● **EXERCISE**: Reproduce all entries precisely as they are written.

● **RECORD SET**:
***

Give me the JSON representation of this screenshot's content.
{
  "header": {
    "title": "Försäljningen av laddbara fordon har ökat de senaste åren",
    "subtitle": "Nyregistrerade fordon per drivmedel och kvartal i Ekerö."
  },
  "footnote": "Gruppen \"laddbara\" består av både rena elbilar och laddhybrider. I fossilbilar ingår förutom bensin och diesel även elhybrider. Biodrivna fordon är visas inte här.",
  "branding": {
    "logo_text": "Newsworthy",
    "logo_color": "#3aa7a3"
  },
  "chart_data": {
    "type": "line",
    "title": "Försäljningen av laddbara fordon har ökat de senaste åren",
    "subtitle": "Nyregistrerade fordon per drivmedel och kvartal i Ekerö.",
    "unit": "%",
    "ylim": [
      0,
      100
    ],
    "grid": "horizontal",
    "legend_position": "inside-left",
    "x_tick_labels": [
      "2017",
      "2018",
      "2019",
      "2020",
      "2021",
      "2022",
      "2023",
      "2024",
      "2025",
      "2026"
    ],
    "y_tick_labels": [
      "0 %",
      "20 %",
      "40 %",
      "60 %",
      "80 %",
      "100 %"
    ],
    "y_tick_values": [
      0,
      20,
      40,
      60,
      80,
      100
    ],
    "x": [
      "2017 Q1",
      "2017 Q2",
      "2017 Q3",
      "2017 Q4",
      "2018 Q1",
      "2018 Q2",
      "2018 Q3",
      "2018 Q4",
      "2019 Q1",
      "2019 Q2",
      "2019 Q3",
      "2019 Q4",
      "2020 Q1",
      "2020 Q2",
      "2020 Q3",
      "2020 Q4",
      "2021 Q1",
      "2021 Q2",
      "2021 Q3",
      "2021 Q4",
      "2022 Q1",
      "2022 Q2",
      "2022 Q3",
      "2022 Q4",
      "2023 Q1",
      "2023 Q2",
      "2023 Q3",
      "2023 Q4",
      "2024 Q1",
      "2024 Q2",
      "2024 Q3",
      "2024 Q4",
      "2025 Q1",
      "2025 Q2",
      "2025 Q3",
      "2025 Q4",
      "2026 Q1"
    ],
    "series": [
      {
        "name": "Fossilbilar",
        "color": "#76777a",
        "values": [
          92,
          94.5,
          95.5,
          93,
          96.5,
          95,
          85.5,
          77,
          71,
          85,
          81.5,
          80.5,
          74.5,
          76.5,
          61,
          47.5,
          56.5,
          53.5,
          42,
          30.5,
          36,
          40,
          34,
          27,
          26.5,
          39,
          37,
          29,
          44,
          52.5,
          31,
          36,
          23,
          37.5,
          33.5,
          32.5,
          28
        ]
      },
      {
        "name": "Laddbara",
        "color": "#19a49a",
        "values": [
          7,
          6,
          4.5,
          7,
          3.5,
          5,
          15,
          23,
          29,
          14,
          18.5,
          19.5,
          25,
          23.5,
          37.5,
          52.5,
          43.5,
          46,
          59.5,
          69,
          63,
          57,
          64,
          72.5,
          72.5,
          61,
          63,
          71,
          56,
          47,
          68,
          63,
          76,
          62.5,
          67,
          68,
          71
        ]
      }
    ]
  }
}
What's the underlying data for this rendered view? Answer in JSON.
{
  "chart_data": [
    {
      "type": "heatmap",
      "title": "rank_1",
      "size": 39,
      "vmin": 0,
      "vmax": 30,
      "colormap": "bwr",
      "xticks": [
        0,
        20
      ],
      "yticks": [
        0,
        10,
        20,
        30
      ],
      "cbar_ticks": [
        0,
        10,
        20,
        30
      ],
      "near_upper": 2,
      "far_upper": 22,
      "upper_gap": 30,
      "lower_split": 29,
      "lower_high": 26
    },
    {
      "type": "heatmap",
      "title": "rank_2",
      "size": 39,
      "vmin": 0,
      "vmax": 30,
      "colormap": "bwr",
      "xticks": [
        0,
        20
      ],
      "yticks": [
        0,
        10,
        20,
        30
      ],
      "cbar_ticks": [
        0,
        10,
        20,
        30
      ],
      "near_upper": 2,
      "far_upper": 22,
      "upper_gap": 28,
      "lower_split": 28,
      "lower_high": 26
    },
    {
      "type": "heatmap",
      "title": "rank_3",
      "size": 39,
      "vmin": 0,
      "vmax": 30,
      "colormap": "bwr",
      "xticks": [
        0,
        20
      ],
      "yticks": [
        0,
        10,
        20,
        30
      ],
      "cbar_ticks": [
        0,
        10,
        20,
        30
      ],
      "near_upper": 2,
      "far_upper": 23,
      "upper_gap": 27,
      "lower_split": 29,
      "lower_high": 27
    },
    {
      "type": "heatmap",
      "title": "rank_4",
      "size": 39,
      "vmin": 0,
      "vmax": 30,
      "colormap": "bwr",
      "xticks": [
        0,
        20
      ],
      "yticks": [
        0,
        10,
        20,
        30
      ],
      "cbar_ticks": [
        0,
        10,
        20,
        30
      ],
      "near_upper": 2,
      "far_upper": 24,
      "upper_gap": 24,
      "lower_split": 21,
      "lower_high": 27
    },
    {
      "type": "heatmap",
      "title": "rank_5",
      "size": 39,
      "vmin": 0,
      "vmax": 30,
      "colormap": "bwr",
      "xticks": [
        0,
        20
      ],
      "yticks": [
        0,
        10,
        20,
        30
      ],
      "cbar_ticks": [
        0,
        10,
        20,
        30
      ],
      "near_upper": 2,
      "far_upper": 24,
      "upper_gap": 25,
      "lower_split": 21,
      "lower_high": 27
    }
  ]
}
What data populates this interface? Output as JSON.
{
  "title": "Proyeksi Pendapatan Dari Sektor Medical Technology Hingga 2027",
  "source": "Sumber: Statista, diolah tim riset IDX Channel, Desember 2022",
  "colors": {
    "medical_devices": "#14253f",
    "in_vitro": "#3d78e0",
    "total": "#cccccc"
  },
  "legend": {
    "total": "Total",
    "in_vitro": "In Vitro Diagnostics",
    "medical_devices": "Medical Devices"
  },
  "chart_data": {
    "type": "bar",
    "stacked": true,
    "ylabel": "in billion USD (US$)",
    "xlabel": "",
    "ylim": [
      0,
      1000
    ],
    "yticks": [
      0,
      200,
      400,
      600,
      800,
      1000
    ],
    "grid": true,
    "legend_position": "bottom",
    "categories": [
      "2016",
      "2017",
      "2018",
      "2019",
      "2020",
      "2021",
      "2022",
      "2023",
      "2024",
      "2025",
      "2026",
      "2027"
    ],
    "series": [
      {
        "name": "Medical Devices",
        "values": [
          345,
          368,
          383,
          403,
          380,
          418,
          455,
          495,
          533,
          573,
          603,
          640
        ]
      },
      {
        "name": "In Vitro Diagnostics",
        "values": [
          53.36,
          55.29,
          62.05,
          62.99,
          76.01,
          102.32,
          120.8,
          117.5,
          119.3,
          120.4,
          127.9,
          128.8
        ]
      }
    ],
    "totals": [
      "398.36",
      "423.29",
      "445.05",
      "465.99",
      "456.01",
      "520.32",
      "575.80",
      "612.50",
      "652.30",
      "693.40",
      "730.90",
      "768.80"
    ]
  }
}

***

● **TASK ANSWER**:
Give me the JSON representation of this screenshot's content.
{
  "header": {
    "title": "Försäljningen av laddbara fordon har ökat de senaste åren",
    "subtitle": "Nyregistrerade fordon per drivmedel och kvartal i Ekerö."
  },
  "footnote": "Gruppen \"laddbara\" består av både rena elbilar och laddhybrider. I fossilbilar ingår förutom bensin och diesel även elhybrider. Biodrivna fordon är visas inte här.",
  "branding": {
    "logo_text": "Newsworthy",
    "logo_color": "#3aa7a3"
  },
  "chart_data": {
    "type": "line",
    "title": "Försäljningen av laddbara fordon har ökat de senaste åren",
    "subtitle": "Nyregistrerade fordon per drivmedel och kvartal i Ekerö.",
    "unit": "%",
    "ylim": [
      0,
      100
    ],
    "grid": "horizontal",
    "legend_position": "inside-left",
    "x_tick_labels": [
      "2017",
      "2018",
      "2019",
      "2020",
      "2021",
      "2022",
      "2023",
      "2024",
      "2025",
      "2026"
    ],
    "y_tick_labels": [
      "0 %",
      "20 %",
      "40 %",
      "60 %",
      "80 %",
      "100 %"
    ],
    "y_tick_values": [
      0,
      20,
      40,
      60,
      80,
      100
    ],
    "x": [
      "2017 Q1",
      "2017 Q2",
      "2017 Q3",
      "2017 Q4",
      "2018 Q1",
      "2018 Q2",
      "2018 Q3",
      "2018 Q4",
      "2019 Q1",
      "2019 Q2",
      "2019 Q3",
      "2019 Q4",
      "2020 Q1",
      "2020 Q2",
      "2020 Q3",
      "2020 Q4",
      "2021 Q1",
      "2021 Q2",
      "2021 Q3",
      "2021 Q4",
      "2022 Q1",
      "2022 Q2",
      "2022 Q3",
      "2022 Q4",
      "2023 Q1",
      "2023 Q2",
      "2023 Q3",
      "2023 Q4",
      "2024 Q1",
      "2024 Q2",
      "2024 Q3",
      "2024 Q4",
      "2025 Q1",
      "2025 Q2",
      "2025 Q3",
      "2025 Q4",
      "2026 Q1"
    ],
    "series": [
      {
        "name": "Fossilbilar",
        "color": "#76777a",
        "values": [
          92,
          94.5,
          95.5,
          93,
          96.5,
          95,
          85.5,
          77,
          71,
          85,
          81.5,
          80.5,
          74.5,
          76.5,
          61,
          47.5,
          56.5,
          53.5,
          42,
          30.5,
          36,
          40,
          34,
          27,
          26.5,
          39,
          37,
          29,
          44,
          52.5,
          31,
          36,
          23,
          37.5,
          33.5,
          32.5,
          28
        ]
      },
      {
        "name": "Laddbara",
        "color": "#19a49a",
        "values": [
          7,
          6,
          4.5,
          7,
          3.5,
          5,
          15,
          23,
          29,
          14,
          18.5,
          19.5,
          25,
          23.5,
          37.5,
          52.5,
          43.5,
          46,
          59.5,
          69,
          63,
          57,
          64,
          72.5,
          72.5,
          61,
          63,
          71,
          56,
          47,
          68,
          63,
          76,
          62.5,
          67,
          68,
          71
        ]
      }
    ]
  }
}
What's the underlying data for this rendered view? Answer in JSON.
{
  "chart_data": [
    {
      "type": "heatmap",
      "title": "rank_1",
      "size": 39,
      "vmin": 0,
      "vmax": 30,
      "colormap": "bwr",
      "xticks": [
        0,
        20
      ],
      "yticks": [
        0,
        10,
        20,
        30
      ],
      "cbar_ticks": [
        0,
        10,
        20,
        30
      ],
      "near_upper": 2,
      "far_upper": 22,
      "upper_gap": 30,
      "lower_split": 29,
      "lower_high": 26
    },
    {
      "type": "heatmap",
      "title": "rank_2",
      "size": 39,
      "vmin": 0,
      "vmax": 30,
      "colormap": "bwr",
      "xticks": [
        0,
        20
      ],
      "yticks": [
        0,
        10,
        20,
        30
      ],
      "cbar_ticks": [
        0,
        10,
        20,
        30
      ],
      "near_upper": 2,
      "far_upper": 22,
      "upper_gap": 28,
      "lower_split": 28,
      "lower_high": 26
    },
    {
      "type": "heatmap",
      "title": "rank_3",
      "size": 39,
      "vmin": 0,
      "vmax": 30,
      "colormap": "bwr",
      "xticks": [
        0,
        20
      ],
      "yticks": [
        0,
        10,
        20,
        30
      ],
      "cbar_ticks": [
        0,
        10,
        20,
        30
      ],
      "near_upper": 2,
      "far_upper": 23,
      "upper_gap": 27,
      "lower_split": 29,
      "lower_high": 27
    },
    {
      "type": "heatmap",
      "title": "rank_4",
      "size": 39,
      "vmin": 0,
      "vmax": 30,
      "colormap": "bwr",
      "xticks": [
        0,
        20
      ],
      "yticks": [
        0,
        10,
        20,
        30
      ],
      "cbar_ticks": [
        0,
        10,
        20,
        30
      ],
      "near_upper": 2,
      "far_upper": 24,
      "upper_gap": 24,
      "lower_split": 21,
      "lower_high": 27
    },
    {
      "type": "heatmap",
      "title": "rank_5",
      "size": 39,
      "vmin": 0,
      "vmax": 30,
      "colormap": "bwr",
      "xticks": [
        0,
        20
      ],
      "yticks": [
        0,
        10,
        20,
        30
      ],
      "cbar_ticks": [
        0,
        10,
        20,
        30
      ],
      "near_upper": 2,
      "far_upper": 24,
      "upper_gap": 25,
      "lower_split": 21,
      "lower_high": 27
    }
  ]
}
What data populates this interface? Output as JSON.
{
  "title": "Proyeksi Pendapatan Dari Sektor Medical Technology Hingga 2027",
  "source": "Sumber: Statista, diolah tim riset IDX Channel, Desember 2022",
  "colors": {
    "medical_devices": "#14253f",
    "in_vitro": "#3d78e0",
    "total": "#cccccc"
  },
  "legend": {
    "total": "Total",
    "in_vitro": "In Vitro Diagnostics",
    "medical_devices": "Medical Devices"
  },
  "chart_data": {
    "type": "bar",
    "stacked": true,
    "ylabel": "in billion USD (US$)",
    "xlabel": "",
    "ylim": [
      0,
      1000
    ],
    "yticks": [
      0,
      200,
      400,
      600,
      800,
      1000
    ],
    "grid": true,
    "legend_position": "bottom",
    "categories": [
      "2016",
      "2017",
      "2018",
      "2019",
      "2020",
      "2021",
      "2022",
      "2023",
      "2024",
      "2025",
      "2026",
      "2027"
    ],
    "series": [
      {
        "name": "Medical Devices",
        "values": [
          345,
          368,
          383,
          403,
          380,
          418,
          455,
          495,
          533,
          573,
          603,
          640
        ]
      },
      {
        "name": "In Vitro Diagnostics",
        "values": [
          53.36,
          55.29,
          62.05,
          62.99,
          76.01,
          102.32,
          120.8,
          117.5,
          119.3,
          120.4,
          127.9,
          128.8
        ]
      }
    ],
    "totals": [
      "398.36",
      "423.29",
      "445.05",
      "465.99",
      "456.01",
      "520.32",
      "575.80",
      "612.50",
      "652.30",
      "693.40",
      "730.90",
      "768.80"
    ]
  }
}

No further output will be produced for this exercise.